▶ **Your instructions**
Skip the pictures. Transcribe the rest of the data below without changing a word.

▶ **Stored data entries**

(begin)

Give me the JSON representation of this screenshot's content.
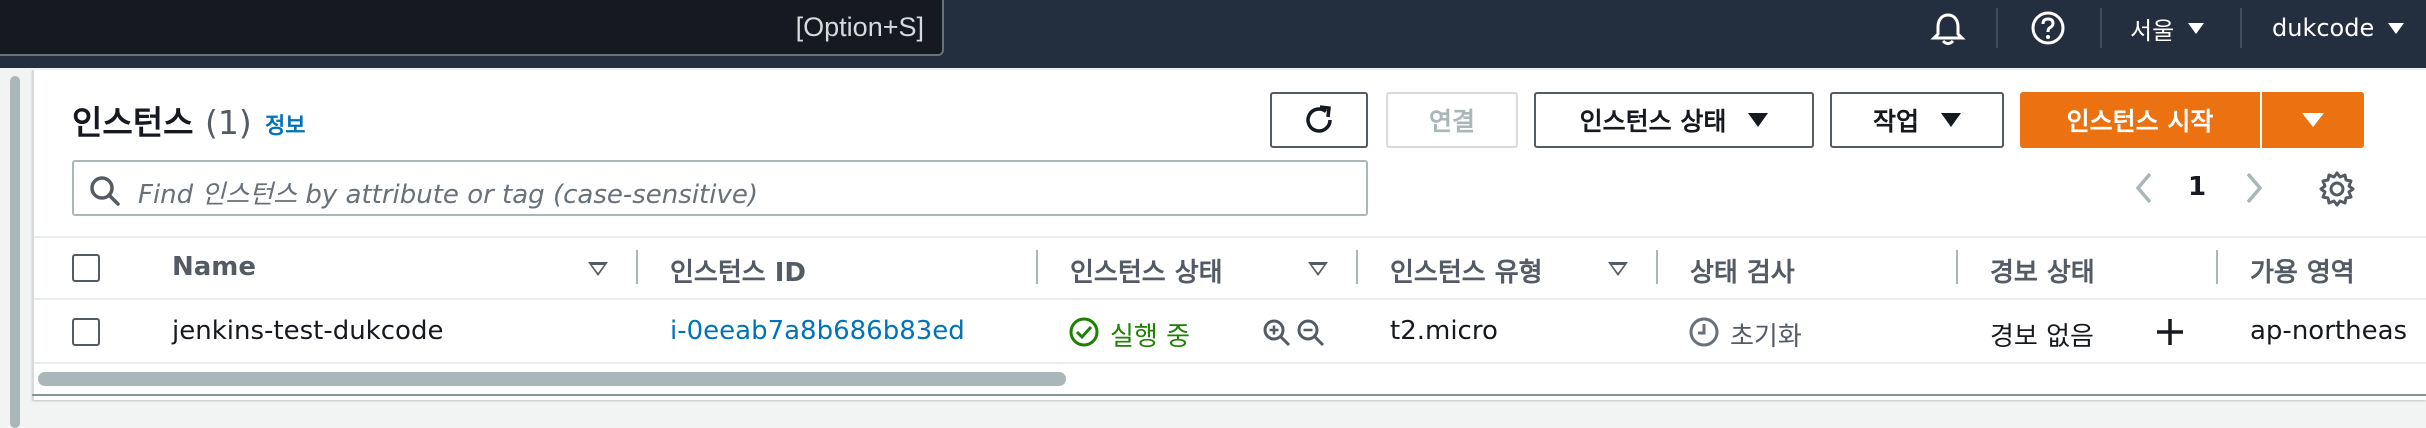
{
  "topbar": {
    "search_shortcut": "[Option+S]",
    "region": "서울",
    "account": "dukcode"
  },
  "header": {
    "title": "인스턴스",
    "count": "(1)",
    "info_link": "정보"
  },
  "toolbar": {
    "connect_label": "연결",
    "instance_state_label": "인스턴스 상태",
    "actions_label": "작업",
    "launch_label": "인스턴스 시작"
  },
  "filter": {
    "placeholder": "Find 인스턴스 by attribute or tag (case-sensitive)"
  },
  "pagination": {
    "current_page": "1"
  },
  "table": {
    "columns": [
      "Name",
      "인스턴스 ID",
      "인스턴스 상태",
      "인스턴스 유형",
      "상태 검사",
      "경보 상태",
      "가용 영역"
    ],
    "rows": [
      {
        "name": "jenkins-test-dukcode",
        "instance_id": "i-0eeab7a8b686b83ed",
        "state": "실행 중",
        "type": "t2.micro",
        "status_check": "초기화",
        "alarm_status": "경보 없음",
        "az": "ap-northeas"
      }
    ]
  },
  "colors": {
    "topbar_bg": "#232f3e",
    "primary": "#ec7211",
    "link": "#0073bb",
    "running": "#1d8102"
  }
}
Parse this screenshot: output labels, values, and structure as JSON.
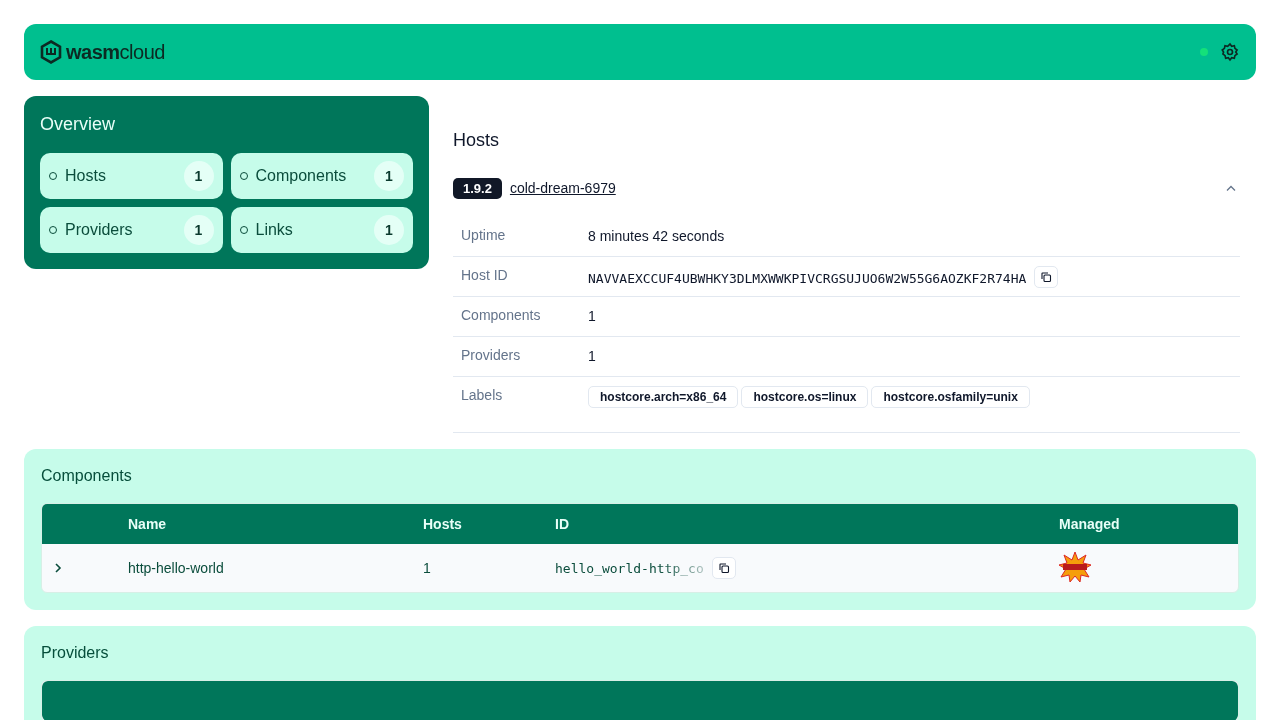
{
  "header": {
    "logo": "**wasm**cloud",
    "connected": true
  },
  "overview": {
    "title": "Overview",
    "items": [
      {
        "label": "Hosts",
        "count": "1"
      },
      {
        "label": "Components",
        "count": "1"
      },
      {
        "label": "Providers",
        "count": "1"
      },
      {
        "label": "Links",
        "count": "1"
      }
    ]
  },
  "hosts": {
    "title": "Hosts",
    "host": {
      "version": "1.9.2",
      "name": "cold-dream-6979",
      "expanded": true,
      "details": [
        {
          "kind": "text",
          "label": "Uptime",
          "value": "8 minutes 42 seconds"
        },
        {
          "kind": "id",
          "label": "Host ID",
          "value": "NAVVAEXCCUF4UBWHKY3DLMXWWKPIVCRGSUJUO6W2W55G6AOZKF2R74HA"
        },
        {
          "kind": "text",
          "label": "Components",
          "value": "1"
        },
        {
          "kind": "text",
          "label": "Providers",
          "value": "1"
        },
        {
          "kind": "tags",
          "label": "Labels",
          "tags": [
            "hostcore.arch=x86_64",
            "hostcore.os=linux",
            "hostcore.osfamily=unix"
          ]
        }
      ]
    }
  },
  "components": {
    "title": "Components",
    "columns": [
      "Name",
      "Hosts",
      "ID",
      "Managed"
    ],
    "rows": [
      {
        "expanded": false,
        "name": "http-hello-world",
        "hosts": "1",
        "id": "hello_world-http_co",
        "managed": true
      }
    ]
  },
  "providers": {
    "title": "Providers"
  }
}
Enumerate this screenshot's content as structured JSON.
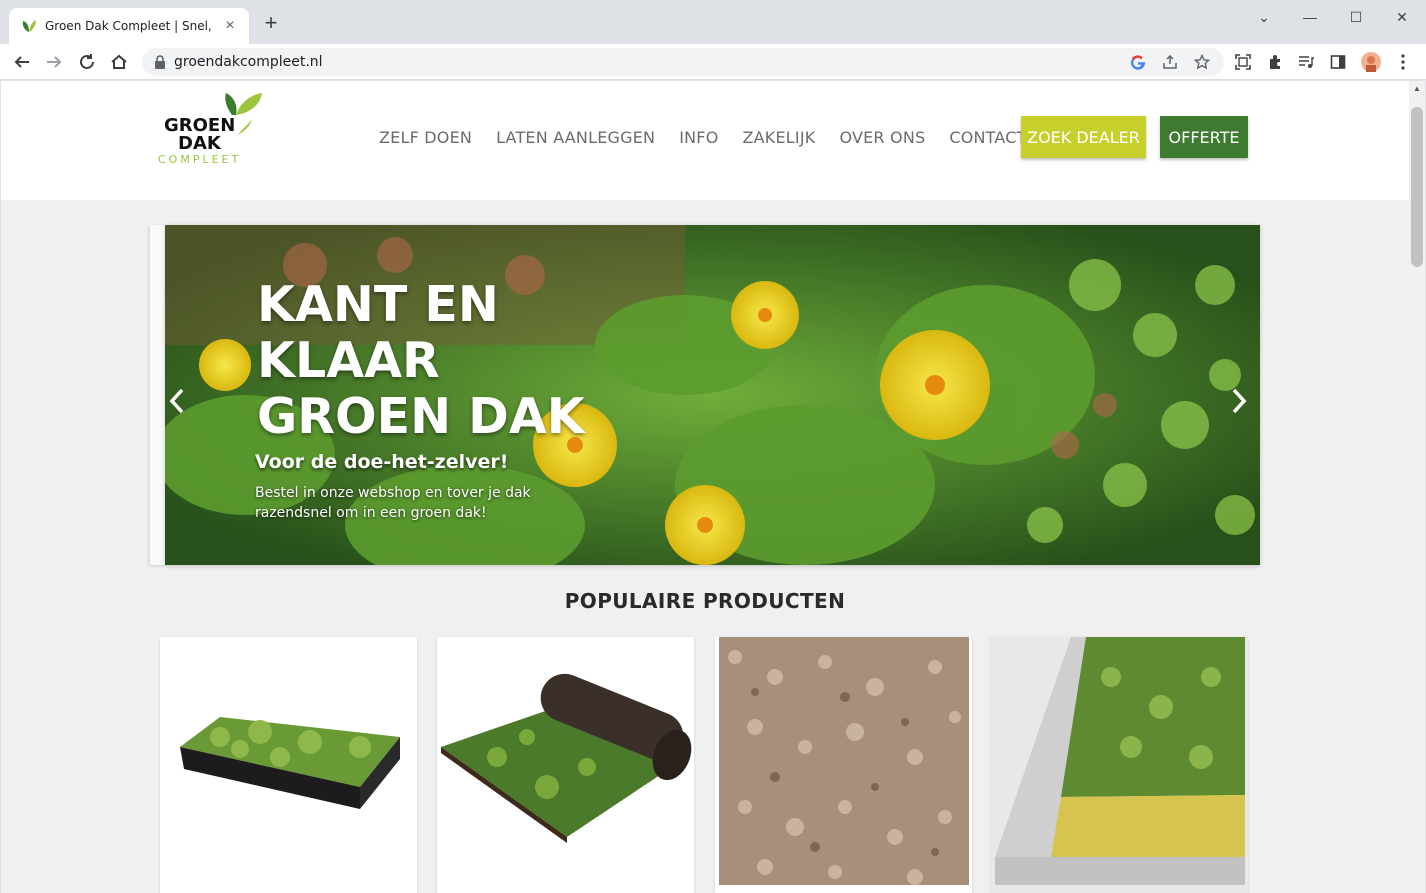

(end)

▶ **The answer**
Give me the JSON representation of this screenshot's content.
{
  "topbar": {
    "search_shortcut": "[Option+S]",
    "region": "서울",
    "account": "dukcode"
  },
  "header": {
    "title": "인스턴스",
    "count": "(1)",
    "info_link": "정보"
  },
  "toolbar": {
    "connect_label": "연결",
    "instance_state_label": "인스턴스 상태",
    "actions_label": "작업",
    "launch_label": "인스턴스 시작"
  },
  "filter": {
    "placeholder": "Find 인스턴스 by attribute or tag (case-sensitive)"
  },
  "pagination": {
    "current_page": "1"
  },
  "table": {
    "columns": [
      "Name",
      "인스턴스 ID",
      "인스턴스 상태",
      "인스턴스 유형",
      "상태 검사",
      "경보 상태",
      "가용 영역"
    ],
    "rows": [
      {
        "name": "jenkins-test-dukcode",
        "instance_id": "i-0eeab7a8b686b83ed",
        "state": "실행 중",
        "type": "t2.micro",
        "status_check": "초기화",
        "alarm_status": "경보 없음",
        "az": "ap-northeas"
      }
    ]
  },
  "colors": {
    "topbar_bg": "#232f3e",
    "primary": "#ec7211",
    "link": "#0073bb",
    "running": "#1d8102"
  }
}
Parse this screenshot: output labels, values, and structure as JSON.
{
  "header": {
    "logo": "**wasm**cloud",
    "connected": true
  },
  "overview": {
    "title": "Overview",
    "items": [
      {
        "label": "Hosts",
        "count": "1"
      },
      {
        "label": "Components",
        "count": "1"
      },
      {
        "label": "Providers",
        "count": "1"
      },
      {
        "label": "Links",
        "count": "1"
      }
    ]
  },
  "hosts": {
    "title": "Hosts",
    "host": {
      "version": "1.9.2",
      "name": "cold-dream-6979",
      "expanded": true,
      "details": [
        {
          "kind": "text",
          "label": "Uptime",
          "value": "8 minutes 42 seconds"
        },
        {
          "kind": "id",
          "label": "Host ID",
          "value": "NAVVAEXCCUF4UBWHKY3DLMXWWKPIVCRGSUJUO6W2W55G6AOZKF2R74HA"
        },
        {
          "kind": "text",
          "label": "Components",
          "value": "1"
        },
        {
          "kind": "text",
          "label": "Providers",
          "value": "1"
        },
        {
          "kind": "tags",
          "label": "Labels",
          "tags": [
            "hostcore.arch=x86_64",
            "hostcore.os=linux",
            "hostcore.osfamily=unix"
          ]
        }
      ]
    }
  },
  "components": {
    "title": "Components",
    "columns": [
      "Name",
      "Hosts",
      "ID",
      "Managed"
    ],
    "rows": [
      {
        "expanded": false,
        "name": "http-hello-world",
        "hosts": "1",
        "id": "hello_world-http_co",
        "managed": true
      }
    ]
  },
  "providers": {
    "title": "Providers"
  }
}
Enumerate this screenshot's content as structured JSON.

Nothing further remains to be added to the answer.